YOUR GOAL:
Each line of the listing must be transcribed exactly, except for the images, which should be excluded.
● ● ● ●
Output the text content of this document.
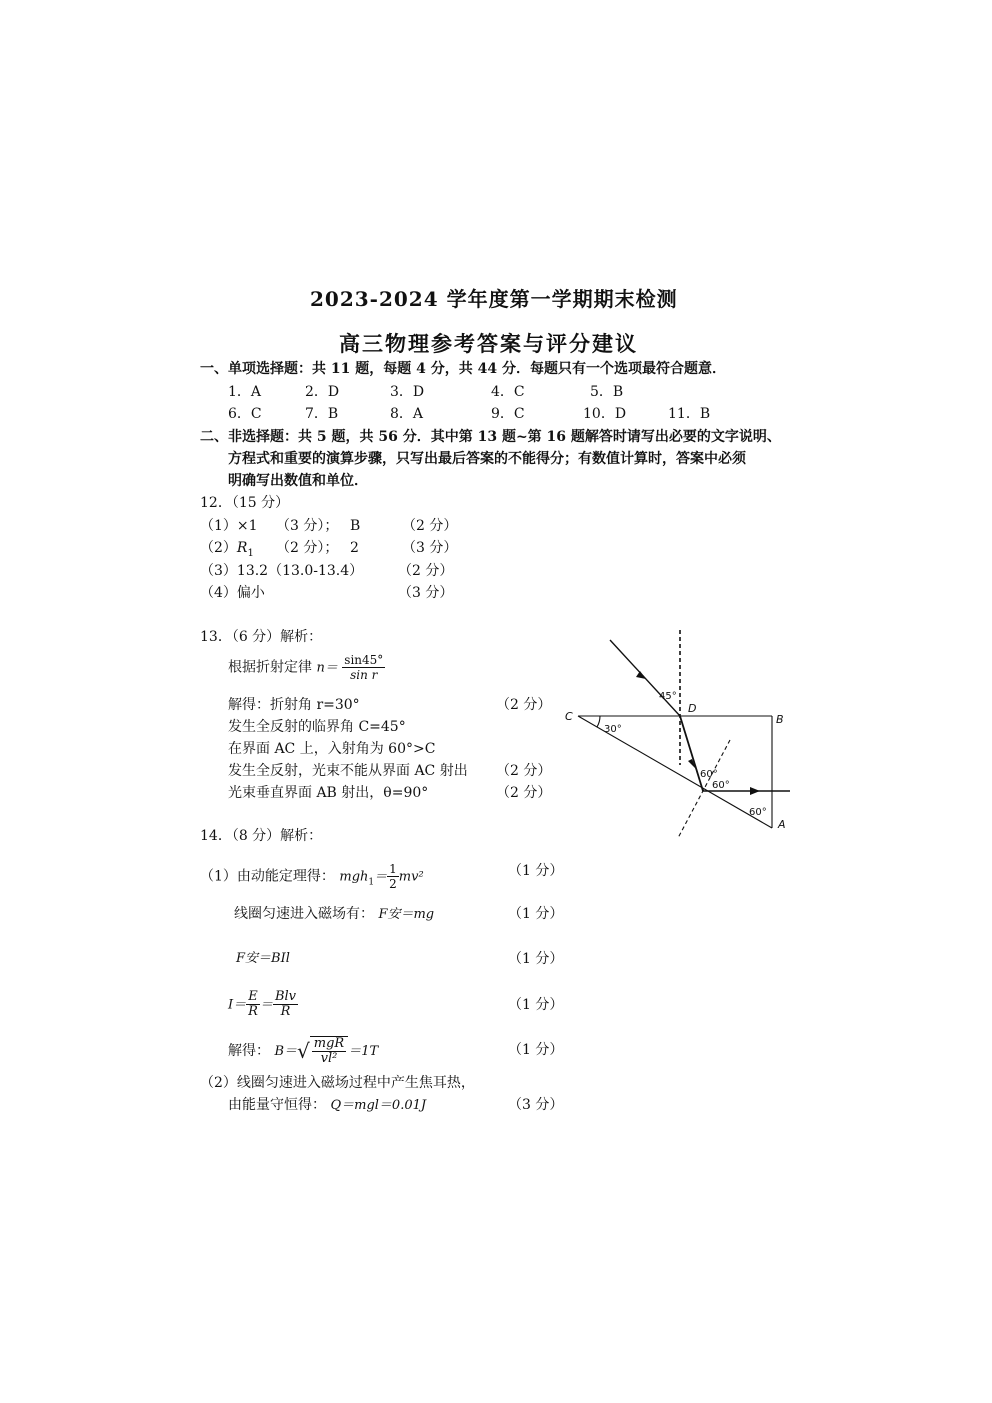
2023-2024 学年度第一学期期末检测
高三物理参考答案与评分建议
一、单项选择题：共 11 题，每题 4 分，共 44 分．每题只有一个选项最符合题意．
1．A	2．D	3．D	4．C	5．B
6．C	7．B	8．A	9．C	10．D	11．B
二、非选择题：共 5 题，共 56 分．其中第 13 题~第 16 题解答时请写出必要的文字说明、
方程式和重要的演算步骤，只写出最后答案的不能得分；有数值计算时，答案中必须
明确写出数值和单位．
12．（15 分）
（1）×1 （3 分）； B	（2 分）
$(2)R_1$ （2 分）； 2	（3 分）
（3）13.2（13.0-13.4） （2 分）
（4）偏小	（3 分）
13．（6 分）解析：
根据折射定律 $n= \frac{\sin 45^\circ}{\text{sin r}}$
解得：折射角 r=30°	（2 分）
发生全反射的临界角 C=45°
在界面 AC 上，入射角为 60°>C
发生全反射，光束不能从界面 AC 射出 （2 分）
光束垂直界面 AB 射出，θ=90°	（2 分）
C
D
B
A
45°
30°
60°
60°
60°
14．（8 分）解析：
（1）由动能定理得： $mgh_1= \frac{1}{2} mv^2$	（1 分）
线圈匀速进入磁场有： F安＝mg	（1 分）
F安＝BIl	（1 分）
$I= \frac{E}{R} = \frac{\text{Blv}}{R}$	（1 分）
解得： $B=√ \frac{\text{mgR}}{\text{vl²}} =1T$	（1 分）
（2）线圈匀速进入磁场过程中产生焦耳热，
由能量守恒得： Q＝mgl＝0.01J	（3 分）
● ● ● ●
COMPLETED EXERCISE:
Output the text content of this document.
2023-2024 学年度第一学期期末检测
高三物理参考答案与评分建议
一、单项选择题：共 11 题，每题 4 分，共 44 分．每题只有一个选项最符合题意．
1．A	2．D	3．D	4．C	5．B
6．C	7．B	8．A	9．C	10．D	11．B
二、非选择题：共 5 题，共 56 分．其中第 13 题~第 16 题解答时请写出必要的文字说明、
方程式和重要的演算步骤，只写出最后答案的不能得分；有数值计算时，答案中必须
明确写出数值和单位．
12．（15 分）
（1）×1 （3 分）； B	（2 分）
$(2)R_1$ （2 分）； 2	（3 分）
（3）13.2（13.0-13.4） （2 分）
（4）偏小	（3 分）
13．（6 分）解析：
根据折射定律 $n= \frac{\sin 45^\circ}{\text{sin r}}$
解得：折射角 r=30°	（2 分）
发生全反射的临界角 C=45°
在界面 AC 上，入射角为 60°>C
发生全反射，光束不能从界面 AC 射出 （2 分）
光束垂直界面 AB 射出，θ=90°	（2 分）
C
D
B
A
45°
30°
60°
60°
60°
14．（8 分）解析：
（1）由动能定理得： $mgh_1= \frac{1}{2} mv^2$	（1 分）
线圈匀速进入磁场有： F安＝mg	（1 分）
F安＝BIl	（1 分）
$I= \frac{E}{R} = \frac{\text{Blv}}{R}$	（1 分）
解得： $B=√ \frac{\text{mgR}}{\text{vl²}} =1T$	（1 分）
（2）线圈匀速进入磁场过程中产生焦耳热，
由能量守恒得： Q＝mgl＝0.01J	（3 分）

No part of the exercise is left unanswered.